**PROBLEM REQUIREMENTS**
Extract all of the entries and give them again, word for word.

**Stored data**
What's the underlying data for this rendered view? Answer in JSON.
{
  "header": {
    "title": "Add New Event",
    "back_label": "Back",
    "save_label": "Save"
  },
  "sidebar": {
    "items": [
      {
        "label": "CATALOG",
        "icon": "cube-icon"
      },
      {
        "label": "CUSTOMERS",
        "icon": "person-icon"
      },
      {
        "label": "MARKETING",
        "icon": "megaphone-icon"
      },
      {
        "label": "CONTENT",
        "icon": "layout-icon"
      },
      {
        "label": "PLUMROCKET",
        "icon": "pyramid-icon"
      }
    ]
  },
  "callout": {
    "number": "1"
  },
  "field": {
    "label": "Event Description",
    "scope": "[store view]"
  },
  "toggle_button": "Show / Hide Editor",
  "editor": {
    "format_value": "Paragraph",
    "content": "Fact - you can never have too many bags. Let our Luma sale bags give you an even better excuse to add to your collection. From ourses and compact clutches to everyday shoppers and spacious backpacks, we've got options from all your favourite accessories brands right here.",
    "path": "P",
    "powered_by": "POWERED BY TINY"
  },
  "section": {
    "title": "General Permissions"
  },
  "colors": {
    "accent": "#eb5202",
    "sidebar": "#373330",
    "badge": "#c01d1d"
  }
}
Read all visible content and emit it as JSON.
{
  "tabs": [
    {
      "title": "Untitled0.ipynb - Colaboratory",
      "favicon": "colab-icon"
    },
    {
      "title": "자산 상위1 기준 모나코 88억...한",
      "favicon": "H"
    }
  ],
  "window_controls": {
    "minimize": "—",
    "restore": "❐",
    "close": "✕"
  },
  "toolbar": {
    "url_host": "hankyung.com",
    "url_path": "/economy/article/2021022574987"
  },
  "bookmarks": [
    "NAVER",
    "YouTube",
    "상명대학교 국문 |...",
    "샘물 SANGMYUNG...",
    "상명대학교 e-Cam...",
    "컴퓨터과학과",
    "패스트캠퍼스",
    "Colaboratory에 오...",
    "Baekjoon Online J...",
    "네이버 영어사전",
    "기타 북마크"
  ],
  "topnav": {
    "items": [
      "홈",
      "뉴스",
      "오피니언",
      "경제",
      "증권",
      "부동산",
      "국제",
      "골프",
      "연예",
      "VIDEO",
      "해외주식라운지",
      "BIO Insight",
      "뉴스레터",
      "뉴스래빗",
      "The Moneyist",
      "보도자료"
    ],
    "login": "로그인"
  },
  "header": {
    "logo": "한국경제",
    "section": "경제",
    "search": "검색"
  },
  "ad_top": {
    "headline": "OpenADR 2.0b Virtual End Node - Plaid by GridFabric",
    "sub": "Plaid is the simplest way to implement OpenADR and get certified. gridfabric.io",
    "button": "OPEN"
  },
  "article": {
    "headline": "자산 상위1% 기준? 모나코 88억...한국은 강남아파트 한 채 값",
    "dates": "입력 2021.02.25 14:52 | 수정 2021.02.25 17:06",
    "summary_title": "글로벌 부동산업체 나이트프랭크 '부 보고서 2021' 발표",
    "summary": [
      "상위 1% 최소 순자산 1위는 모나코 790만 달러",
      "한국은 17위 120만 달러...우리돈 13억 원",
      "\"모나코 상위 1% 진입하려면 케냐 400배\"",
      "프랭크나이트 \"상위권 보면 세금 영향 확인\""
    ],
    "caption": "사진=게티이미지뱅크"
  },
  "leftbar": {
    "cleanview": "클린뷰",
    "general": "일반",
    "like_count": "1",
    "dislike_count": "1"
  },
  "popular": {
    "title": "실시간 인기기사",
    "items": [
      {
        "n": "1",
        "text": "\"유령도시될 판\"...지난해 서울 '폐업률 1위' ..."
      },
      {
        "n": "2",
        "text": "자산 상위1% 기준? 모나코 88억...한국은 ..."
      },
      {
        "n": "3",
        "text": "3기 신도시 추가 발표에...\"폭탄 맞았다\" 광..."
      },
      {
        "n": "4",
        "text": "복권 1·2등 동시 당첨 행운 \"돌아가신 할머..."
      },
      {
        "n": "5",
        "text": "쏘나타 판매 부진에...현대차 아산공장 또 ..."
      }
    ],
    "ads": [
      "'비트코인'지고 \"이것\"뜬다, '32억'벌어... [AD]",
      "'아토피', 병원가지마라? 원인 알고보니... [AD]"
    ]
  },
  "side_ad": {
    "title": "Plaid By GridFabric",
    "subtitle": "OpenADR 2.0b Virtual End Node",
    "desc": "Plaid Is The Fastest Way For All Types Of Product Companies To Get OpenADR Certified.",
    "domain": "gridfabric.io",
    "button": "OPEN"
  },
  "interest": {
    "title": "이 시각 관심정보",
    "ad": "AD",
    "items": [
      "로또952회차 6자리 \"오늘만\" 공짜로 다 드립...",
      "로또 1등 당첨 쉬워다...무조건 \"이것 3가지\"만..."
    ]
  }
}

**FINAL RESULT**
What's the underlying data for this rendered view? Answer in JSON.
{
  "header": {
    "title": "Add New Event",
    "back_label": "Back",
    "save_label": "Save"
  },
  "sidebar": {
    "items": [
      {
        "label": "CATALOG",
        "icon": "cube-icon"
      },
      {
        "label": "CUSTOMERS",
        "icon": "person-icon"
      },
      {
        "label": "MARKETING",
        "icon": "megaphone-icon"
      },
      {
        "label": "CONTENT",
        "icon": "layout-icon"
      },
      {
        "label": "PLUMROCKET",
        "icon": "pyramid-icon"
      }
    ]
  },
  "callout": {
    "number": "1"
  },
  "field": {
    "label": "Event Description",
    "scope": "[store view]"
  },
  "toggle_button": "Show / Hide Editor",
  "editor": {
    "format_value": "Paragraph",
    "content": "Fact - you can never have too many bags. Let our Luma sale bags give you an even better excuse to add to your collection. From ourses and compact clutches to everyday shoppers and spacious backpacks, we've got options from all your favourite accessories brands right here.",
    "path": "P",
    "powered_by": "POWERED BY TINY"
  },
  "section": {
    "title": "General Permissions"
  },
  "colors": {
    "accent": "#eb5202",
    "sidebar": "#373330",
    "badge": "#c01d1d"
  }
}
Read all visible content and emit it as JSON.
{
  "tabs": [
    {
      "title": "Untitled0.ipynb - Colaboratory",
      "favicon": "colab-icon"
    },
    {
      "title": "자산 상위1 기준 모나코 88억...한",
      "favicon": "H"
    }
  ],
  "window_controls": {
    "minimize": "—",
    "restore": "❐",
    "close": "✕"
  },
  "toolbar": {
    "url_host": "hankyung.com",
    "url_path": "/economy/article/2021022574987"
  },
  "bookmarks": [
    "NAVER",
    "YouTube",
    "상명대학교 국문 |...",
    "샘물 SANGMYUNG...",
    "상명대학교 e-Cam...",
    "컴퓨터과학과",
    "패스트캠퍼스",
    "Colaboratory에 오...",
    "Baekjoon Online J...",
    "네이버 영어사전",
    "기타 북마크"
  ],
  "topnav": {
    "items": [
      "홈",
      "뉴스",
      "오피니언",
      "경제",
      "증권",
      "부동산",
      "국제",
      "골프",
      "연예",
      "VIDEO",
      "해외주식라운지",
      "BIO Insight",
      "뉴스레터",
      "뉴스래빗",
      "The Moneyist",
      "보도자료"
    ],
    "login": "로그인"
  },
  "header": {
    "logo": "한국경제",
    "section": "경제",
    "search": "검색"
  },
  "ad_top": {
    "headline": "OpenADR 2.0b Virtual End Node - Plaid by GridFabric",
    "sub": "Plaid is the simplest way to implement OpenADR and get certified. gridfabric.io",
    "button": "OPEN"
  },
  "article": {
    "headline": "자산 상위1% 기준? 모나코 88억...한국은 강남아파트 한 채 값",
    "dates": "입력 2021.02.25 14:52 | 수정 2021.02.25 17:06",
    "summary_title": "글로벌 부동산업체 나이트프랭크 '부 보고서 2021' 발표",
    "summary": [
      "상위 1% 최소 순자산 1위는 모나코 790만 달러",
      "한국은 17위 120만 달러...우리돈 13억 원",
      "\"모나코 상위 1% 진입하려면 케냐 400배\"",
      "프랭크나이트 \"상위권 보면 세금 영향 확인\""
    ],
    "caption": "사진=게티이미지뱅크"
  },
  "leftbar": {
    "cleanview": "클린뷰",
    "general": "일반",
    "like_count": "1",
    "dislike_count": "1"
  },
  "popular": {
    "title": "실시간 인기기사",
    "items": [
      {
        "n": "1",
        "text": "\"유령도시될 판\"...지난해 서울 '폐업률 1위' ..."
      },
      {
        "n": "2",
        "text": "자산 상위1% 기준? 모나코 88억...한국은 ..."
      },
      {
        "n": "3",
        "text": "3기 신도시 추가 발표에...\"폭탄 맞았다\" 광..."
      },
      {
        "n": "4",
        "text": "복권 1·2등 동시 당첨 행운 \"돌아가신 할머..."
      },
      {
        "n": "5",
        "text": "쏘나타 판매 부진에...현대차 아산공장 또 ..."
      }
    ],
    "ads": [
      "'비트코인'지고 \"이것\"뜬다, '32억'벌어... [AD]",
      "'아토피', 병원가지마라? 원인 알고보니... [AD]"
    ]
  },
  "side_ad": {
    "title": "Plaid By GridFabric",
    "subtitle": "OpenADR 2.0b Virtual End Node",
    "desc": "Plaid Is The Fastest Way For All Types Of Product Companies To Get OpenADR Certified.",
    "domain": "gridfabric.io",
    "button": "OPEN"
  },
  "interest": {
    "title": "이 시각 관심정보",
    "ad": "AD",
    "items": [
      "로또952회차 6자리 \"오늘만\" 공짜로 다 드립...",
      "로또 1등 당첨 쉬워다...무조건 \"이것 3가지\"만..."
    ]
  }
}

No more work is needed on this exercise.